WHAT YOU WILL DO>
Find every line in the records below that contains the string "text", and copy each of those lines in full.

DATA TO PROCESS>
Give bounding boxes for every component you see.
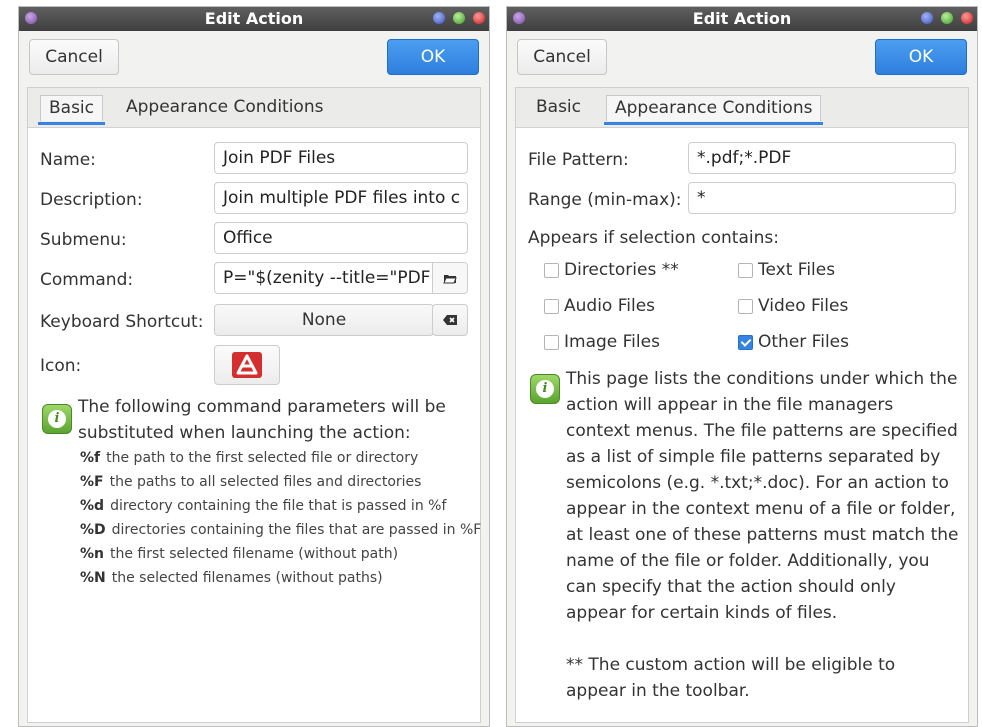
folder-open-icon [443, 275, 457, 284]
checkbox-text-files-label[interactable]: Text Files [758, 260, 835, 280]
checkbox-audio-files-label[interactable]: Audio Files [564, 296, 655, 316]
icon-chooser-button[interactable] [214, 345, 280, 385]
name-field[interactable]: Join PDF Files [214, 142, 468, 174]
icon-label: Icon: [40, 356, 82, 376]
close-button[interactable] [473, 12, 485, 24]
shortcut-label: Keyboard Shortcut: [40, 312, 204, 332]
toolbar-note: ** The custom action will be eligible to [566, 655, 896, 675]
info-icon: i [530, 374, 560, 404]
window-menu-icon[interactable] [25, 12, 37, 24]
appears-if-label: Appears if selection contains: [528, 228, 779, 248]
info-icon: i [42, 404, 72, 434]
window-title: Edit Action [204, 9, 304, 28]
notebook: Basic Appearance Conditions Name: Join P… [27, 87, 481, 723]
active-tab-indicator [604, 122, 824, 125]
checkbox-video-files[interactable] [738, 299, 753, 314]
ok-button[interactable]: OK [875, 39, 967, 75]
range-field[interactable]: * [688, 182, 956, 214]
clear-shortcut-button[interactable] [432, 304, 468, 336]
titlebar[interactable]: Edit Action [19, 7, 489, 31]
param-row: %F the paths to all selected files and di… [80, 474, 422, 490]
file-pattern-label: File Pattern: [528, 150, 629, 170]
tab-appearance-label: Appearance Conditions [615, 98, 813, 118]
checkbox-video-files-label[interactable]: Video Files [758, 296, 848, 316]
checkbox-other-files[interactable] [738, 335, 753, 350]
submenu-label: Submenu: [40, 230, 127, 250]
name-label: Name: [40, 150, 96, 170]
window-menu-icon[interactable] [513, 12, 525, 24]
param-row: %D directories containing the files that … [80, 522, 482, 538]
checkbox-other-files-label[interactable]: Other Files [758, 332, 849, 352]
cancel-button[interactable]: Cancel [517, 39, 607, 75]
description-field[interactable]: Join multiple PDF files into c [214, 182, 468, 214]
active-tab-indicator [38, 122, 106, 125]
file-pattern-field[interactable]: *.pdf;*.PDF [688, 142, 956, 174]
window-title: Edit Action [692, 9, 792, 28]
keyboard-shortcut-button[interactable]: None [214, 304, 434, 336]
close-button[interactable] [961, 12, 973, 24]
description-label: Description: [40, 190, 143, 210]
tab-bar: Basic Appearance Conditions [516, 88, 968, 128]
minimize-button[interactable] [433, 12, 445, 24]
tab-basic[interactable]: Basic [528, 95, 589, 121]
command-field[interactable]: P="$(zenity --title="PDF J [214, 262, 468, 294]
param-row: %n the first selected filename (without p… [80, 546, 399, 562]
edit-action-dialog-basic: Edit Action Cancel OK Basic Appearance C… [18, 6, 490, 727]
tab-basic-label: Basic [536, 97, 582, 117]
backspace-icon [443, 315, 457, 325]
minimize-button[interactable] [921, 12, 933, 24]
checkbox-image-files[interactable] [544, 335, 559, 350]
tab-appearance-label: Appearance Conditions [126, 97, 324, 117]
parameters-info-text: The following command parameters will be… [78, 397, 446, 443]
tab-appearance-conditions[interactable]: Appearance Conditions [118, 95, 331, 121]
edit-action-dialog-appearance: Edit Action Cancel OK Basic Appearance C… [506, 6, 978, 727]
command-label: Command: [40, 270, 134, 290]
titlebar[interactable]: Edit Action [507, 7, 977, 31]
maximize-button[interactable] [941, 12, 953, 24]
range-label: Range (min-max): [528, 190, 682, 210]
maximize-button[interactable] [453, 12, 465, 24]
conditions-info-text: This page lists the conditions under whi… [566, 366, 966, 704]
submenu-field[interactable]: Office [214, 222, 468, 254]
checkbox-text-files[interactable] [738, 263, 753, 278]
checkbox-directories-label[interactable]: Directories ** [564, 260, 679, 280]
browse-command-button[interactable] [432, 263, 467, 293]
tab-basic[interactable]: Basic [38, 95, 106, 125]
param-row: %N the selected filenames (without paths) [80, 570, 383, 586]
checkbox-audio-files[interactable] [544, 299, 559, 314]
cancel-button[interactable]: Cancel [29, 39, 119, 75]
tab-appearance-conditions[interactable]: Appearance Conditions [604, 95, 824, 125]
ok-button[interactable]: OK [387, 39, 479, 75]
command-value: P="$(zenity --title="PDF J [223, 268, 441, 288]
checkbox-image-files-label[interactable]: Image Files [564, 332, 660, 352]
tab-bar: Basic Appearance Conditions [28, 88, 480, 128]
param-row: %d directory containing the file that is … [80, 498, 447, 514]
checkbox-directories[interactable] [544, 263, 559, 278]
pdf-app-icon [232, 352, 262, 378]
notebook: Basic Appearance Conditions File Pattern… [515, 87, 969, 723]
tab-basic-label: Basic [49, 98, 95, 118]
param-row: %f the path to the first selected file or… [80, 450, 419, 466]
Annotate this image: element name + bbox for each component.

RESPONSE TO THE EXERCISE>
checkbox-text-files-label[interactable]: Text Files [758, 260, 835, 280]
parameters-info-text: The following command parameters will be… [78, 397, 446, 443]
conditions-info-text: This page lists the conditions under whi… [566, 366, 966, 704]
checkbox-text-files[interactable] [738, 263, 753, 278]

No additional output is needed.